**Task details**
List each line in which the string "Design" appears.

>> start

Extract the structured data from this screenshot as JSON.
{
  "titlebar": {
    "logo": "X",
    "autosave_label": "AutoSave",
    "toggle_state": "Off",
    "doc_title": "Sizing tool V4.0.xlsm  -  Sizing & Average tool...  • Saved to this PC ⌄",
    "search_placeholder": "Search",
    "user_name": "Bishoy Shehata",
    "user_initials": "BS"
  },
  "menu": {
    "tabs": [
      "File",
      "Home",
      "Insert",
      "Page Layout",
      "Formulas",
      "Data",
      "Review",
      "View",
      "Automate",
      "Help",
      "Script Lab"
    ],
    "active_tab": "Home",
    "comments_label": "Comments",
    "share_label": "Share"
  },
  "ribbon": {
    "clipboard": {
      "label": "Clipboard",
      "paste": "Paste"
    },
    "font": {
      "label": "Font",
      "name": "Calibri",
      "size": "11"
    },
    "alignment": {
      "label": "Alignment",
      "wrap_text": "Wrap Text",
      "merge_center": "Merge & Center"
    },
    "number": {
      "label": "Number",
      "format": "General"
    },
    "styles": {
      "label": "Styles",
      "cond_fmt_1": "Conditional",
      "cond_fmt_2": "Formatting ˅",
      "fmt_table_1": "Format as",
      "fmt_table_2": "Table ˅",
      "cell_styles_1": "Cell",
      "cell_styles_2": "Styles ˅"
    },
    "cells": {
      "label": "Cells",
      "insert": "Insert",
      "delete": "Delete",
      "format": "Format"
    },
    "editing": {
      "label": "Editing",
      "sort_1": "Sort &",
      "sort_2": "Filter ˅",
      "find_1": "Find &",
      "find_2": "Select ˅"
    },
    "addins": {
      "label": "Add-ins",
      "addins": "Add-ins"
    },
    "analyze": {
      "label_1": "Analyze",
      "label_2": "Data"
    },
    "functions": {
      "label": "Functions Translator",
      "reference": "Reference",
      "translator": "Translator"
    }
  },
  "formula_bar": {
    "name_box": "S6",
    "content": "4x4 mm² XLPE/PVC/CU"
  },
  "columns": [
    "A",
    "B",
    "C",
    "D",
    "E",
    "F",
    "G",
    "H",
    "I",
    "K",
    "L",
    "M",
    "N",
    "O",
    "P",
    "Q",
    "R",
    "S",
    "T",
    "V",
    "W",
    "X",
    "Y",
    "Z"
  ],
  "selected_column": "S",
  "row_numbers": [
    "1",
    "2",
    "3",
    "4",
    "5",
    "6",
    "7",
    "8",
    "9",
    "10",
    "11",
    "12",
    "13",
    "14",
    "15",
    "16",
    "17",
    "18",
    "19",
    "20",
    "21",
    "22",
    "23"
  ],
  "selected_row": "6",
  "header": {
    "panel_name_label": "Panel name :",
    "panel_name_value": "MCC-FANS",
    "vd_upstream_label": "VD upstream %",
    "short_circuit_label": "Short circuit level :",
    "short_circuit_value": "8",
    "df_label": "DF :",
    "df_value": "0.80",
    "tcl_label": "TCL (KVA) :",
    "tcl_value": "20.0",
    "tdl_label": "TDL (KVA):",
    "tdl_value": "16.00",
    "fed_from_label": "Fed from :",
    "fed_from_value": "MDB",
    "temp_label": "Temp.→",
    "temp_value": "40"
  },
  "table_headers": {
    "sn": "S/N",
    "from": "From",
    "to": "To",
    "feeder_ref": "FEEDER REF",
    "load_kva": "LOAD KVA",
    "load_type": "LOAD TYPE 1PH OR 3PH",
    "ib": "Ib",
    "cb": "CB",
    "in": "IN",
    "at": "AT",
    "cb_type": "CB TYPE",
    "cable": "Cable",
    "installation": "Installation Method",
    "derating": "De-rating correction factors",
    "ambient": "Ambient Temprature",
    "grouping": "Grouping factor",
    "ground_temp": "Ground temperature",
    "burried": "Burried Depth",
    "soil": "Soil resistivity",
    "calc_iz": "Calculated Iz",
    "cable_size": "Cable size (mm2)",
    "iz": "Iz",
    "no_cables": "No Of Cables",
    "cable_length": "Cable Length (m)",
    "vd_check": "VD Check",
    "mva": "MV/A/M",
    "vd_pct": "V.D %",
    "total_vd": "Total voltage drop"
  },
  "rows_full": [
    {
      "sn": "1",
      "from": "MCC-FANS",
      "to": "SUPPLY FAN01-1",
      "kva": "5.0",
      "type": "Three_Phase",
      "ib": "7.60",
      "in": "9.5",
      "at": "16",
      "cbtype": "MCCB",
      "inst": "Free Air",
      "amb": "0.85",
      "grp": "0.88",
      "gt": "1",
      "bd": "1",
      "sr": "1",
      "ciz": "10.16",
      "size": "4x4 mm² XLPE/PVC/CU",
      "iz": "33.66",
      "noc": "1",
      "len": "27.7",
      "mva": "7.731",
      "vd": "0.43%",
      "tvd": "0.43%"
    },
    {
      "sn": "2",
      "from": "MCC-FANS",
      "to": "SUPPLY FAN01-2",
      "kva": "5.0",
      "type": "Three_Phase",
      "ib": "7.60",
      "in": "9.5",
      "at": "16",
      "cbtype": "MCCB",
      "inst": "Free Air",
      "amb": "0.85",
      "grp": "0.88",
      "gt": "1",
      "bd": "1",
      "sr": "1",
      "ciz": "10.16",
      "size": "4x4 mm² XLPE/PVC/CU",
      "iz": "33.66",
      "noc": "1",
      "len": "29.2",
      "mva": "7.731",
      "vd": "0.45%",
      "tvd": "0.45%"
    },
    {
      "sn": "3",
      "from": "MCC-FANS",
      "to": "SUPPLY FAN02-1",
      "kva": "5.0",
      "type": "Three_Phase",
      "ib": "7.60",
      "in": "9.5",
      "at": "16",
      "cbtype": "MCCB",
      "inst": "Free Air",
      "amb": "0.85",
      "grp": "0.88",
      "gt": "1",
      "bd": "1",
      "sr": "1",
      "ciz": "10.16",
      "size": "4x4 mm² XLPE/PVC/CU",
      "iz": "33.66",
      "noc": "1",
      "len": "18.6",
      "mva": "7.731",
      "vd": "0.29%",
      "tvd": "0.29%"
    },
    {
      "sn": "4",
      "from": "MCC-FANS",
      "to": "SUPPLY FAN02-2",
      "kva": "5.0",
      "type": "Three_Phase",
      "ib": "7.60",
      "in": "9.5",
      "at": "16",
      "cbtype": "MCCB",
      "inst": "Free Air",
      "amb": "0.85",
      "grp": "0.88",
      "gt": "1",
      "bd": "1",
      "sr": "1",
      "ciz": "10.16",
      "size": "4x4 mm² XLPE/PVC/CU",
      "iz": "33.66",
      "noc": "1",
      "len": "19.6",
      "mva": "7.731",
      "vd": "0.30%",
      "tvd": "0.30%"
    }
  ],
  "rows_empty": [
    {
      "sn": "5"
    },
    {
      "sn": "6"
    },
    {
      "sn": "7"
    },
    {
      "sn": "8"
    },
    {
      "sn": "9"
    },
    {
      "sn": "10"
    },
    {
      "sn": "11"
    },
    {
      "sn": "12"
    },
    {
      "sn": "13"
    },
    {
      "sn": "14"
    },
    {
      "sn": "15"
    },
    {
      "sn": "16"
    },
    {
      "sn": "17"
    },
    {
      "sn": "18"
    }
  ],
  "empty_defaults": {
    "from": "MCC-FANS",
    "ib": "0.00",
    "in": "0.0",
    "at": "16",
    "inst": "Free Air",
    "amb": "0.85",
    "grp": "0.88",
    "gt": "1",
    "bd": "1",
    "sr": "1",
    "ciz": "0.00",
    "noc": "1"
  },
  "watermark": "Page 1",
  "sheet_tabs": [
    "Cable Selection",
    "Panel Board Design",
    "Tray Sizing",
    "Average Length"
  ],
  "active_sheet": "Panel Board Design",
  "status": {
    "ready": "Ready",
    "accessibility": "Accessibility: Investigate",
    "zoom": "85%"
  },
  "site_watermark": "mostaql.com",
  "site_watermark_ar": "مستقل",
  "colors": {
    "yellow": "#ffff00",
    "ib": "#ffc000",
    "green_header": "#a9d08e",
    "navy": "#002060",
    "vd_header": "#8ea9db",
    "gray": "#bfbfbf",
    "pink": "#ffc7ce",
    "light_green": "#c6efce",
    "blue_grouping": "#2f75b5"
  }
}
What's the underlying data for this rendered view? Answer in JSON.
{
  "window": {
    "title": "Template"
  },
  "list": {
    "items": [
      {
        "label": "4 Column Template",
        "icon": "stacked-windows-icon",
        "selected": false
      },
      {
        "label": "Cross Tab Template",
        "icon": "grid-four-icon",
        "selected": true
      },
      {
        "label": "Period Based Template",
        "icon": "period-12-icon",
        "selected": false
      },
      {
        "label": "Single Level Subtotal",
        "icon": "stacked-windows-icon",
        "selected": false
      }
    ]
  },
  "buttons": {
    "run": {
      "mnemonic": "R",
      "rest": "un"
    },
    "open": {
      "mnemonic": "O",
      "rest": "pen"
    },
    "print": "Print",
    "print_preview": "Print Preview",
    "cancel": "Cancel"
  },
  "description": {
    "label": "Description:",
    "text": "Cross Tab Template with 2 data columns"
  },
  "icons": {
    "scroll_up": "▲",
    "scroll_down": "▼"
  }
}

>> end

**Result of the task**
    "Panel Board Design",
  "active_sheet": "Panel Board Design",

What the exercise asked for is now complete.